#### Stated task
Say how many lines in the data below contain the word "Petitioner", and give no other text.

#### Data records

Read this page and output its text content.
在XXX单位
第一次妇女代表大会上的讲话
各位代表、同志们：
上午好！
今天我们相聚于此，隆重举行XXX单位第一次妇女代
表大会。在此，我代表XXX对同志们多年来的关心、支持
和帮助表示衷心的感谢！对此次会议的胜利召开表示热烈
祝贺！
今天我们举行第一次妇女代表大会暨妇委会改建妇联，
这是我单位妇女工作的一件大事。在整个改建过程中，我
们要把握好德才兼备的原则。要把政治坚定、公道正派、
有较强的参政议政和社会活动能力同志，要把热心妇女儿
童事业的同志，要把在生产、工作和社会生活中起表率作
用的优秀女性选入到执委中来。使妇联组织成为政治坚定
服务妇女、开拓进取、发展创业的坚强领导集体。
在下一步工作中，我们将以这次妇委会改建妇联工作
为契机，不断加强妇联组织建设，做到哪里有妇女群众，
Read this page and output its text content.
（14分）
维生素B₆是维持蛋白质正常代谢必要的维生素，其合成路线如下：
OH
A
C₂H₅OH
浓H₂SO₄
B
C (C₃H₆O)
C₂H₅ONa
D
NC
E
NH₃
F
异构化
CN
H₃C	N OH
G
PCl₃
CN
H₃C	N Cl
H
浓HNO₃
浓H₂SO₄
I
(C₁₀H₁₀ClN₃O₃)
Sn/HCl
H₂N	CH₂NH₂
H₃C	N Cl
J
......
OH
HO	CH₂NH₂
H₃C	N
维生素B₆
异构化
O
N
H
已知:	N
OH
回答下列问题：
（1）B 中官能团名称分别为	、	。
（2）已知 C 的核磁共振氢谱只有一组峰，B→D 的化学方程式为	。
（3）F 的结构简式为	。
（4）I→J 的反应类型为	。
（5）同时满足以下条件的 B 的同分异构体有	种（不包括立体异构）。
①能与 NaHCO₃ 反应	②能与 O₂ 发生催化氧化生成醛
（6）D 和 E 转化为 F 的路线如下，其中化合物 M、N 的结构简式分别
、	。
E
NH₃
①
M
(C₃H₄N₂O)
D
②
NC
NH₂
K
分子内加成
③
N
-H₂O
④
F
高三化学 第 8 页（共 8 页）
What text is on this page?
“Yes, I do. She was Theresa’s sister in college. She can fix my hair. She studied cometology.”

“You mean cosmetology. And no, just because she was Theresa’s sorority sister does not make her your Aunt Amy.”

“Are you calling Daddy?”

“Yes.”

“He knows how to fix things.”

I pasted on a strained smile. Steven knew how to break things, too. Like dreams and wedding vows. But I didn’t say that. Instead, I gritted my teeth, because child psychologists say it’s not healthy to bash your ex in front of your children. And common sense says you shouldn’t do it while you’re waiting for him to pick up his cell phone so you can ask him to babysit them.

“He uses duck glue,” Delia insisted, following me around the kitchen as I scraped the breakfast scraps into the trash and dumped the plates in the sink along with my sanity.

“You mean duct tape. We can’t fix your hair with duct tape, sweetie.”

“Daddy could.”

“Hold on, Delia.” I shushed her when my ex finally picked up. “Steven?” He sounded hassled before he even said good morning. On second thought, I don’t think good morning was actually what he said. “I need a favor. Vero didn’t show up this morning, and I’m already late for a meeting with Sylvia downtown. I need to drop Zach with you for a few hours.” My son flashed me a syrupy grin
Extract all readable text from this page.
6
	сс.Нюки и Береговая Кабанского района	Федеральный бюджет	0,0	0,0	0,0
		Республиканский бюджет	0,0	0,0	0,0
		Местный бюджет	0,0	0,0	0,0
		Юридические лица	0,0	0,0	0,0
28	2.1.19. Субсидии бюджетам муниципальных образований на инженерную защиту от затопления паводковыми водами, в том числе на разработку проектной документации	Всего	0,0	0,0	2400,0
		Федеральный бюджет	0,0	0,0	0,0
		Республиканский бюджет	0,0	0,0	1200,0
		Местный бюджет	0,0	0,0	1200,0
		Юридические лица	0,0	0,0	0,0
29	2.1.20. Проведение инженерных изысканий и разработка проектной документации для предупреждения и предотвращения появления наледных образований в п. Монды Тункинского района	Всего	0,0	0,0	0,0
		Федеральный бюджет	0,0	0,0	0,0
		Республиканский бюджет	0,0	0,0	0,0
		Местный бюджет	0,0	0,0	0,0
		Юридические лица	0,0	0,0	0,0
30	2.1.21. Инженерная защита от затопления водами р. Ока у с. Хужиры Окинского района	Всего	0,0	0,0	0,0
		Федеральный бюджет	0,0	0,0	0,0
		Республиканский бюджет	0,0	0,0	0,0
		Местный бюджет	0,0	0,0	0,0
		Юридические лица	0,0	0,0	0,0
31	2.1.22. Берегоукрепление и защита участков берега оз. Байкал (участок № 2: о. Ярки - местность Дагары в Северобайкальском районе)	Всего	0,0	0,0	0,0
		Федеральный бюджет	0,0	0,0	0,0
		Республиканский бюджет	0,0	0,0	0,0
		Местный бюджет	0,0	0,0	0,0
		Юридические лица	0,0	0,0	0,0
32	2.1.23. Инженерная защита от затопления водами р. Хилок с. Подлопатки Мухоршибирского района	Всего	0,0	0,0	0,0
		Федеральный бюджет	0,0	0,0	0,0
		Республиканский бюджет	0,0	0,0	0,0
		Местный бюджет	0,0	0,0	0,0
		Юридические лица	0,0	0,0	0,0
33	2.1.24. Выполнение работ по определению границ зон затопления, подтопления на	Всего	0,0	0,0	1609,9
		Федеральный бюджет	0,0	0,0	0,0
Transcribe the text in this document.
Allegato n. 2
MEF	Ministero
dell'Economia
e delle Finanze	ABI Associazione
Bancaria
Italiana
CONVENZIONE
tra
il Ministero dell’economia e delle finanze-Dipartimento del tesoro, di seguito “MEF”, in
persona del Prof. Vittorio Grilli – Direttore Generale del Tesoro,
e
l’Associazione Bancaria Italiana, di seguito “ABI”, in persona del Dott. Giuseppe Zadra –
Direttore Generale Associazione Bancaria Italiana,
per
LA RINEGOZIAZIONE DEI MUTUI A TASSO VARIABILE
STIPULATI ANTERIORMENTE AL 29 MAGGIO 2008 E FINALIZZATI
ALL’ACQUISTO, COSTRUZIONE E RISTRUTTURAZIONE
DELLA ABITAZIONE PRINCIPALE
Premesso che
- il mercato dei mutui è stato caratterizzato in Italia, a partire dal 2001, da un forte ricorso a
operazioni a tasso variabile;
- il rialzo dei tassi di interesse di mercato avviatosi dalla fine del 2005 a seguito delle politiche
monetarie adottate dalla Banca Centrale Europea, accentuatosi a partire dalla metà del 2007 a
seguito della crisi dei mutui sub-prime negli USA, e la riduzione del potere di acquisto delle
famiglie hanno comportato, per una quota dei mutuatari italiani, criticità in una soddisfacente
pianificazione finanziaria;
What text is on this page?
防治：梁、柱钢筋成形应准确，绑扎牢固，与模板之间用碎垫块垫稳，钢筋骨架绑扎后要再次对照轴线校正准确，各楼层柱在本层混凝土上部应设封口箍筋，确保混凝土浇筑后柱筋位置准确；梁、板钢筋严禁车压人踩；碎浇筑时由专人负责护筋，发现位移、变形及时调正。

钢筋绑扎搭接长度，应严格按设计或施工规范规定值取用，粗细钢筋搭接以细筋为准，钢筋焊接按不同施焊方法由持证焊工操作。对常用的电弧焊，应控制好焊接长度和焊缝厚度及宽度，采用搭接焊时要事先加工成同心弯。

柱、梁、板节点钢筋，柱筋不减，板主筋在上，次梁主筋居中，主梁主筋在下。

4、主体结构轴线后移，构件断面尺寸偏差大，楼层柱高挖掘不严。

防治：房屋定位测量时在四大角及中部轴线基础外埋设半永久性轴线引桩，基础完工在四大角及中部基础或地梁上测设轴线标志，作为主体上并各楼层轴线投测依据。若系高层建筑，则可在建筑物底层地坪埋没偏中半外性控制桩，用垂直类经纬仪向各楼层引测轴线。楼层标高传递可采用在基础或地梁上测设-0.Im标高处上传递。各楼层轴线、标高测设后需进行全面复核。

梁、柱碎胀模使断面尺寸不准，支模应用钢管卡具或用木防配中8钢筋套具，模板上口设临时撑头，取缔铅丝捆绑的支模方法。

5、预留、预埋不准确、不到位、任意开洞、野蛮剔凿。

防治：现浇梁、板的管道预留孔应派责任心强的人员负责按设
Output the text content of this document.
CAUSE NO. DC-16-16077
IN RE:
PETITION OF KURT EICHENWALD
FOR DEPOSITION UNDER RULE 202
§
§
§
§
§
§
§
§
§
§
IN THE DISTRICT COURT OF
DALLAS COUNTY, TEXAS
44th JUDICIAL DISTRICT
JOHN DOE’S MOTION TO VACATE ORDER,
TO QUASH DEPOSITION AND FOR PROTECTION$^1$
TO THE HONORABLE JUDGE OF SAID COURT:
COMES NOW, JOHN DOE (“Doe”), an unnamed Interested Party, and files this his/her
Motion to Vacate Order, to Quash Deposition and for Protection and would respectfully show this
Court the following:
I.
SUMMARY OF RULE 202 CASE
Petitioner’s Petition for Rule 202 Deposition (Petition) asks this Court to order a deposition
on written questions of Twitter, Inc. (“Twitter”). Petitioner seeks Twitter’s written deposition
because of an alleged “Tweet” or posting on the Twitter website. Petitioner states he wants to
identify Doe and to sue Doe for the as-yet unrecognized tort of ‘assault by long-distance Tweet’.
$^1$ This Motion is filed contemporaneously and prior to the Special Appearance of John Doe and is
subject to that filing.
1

#### Response to this exercise
3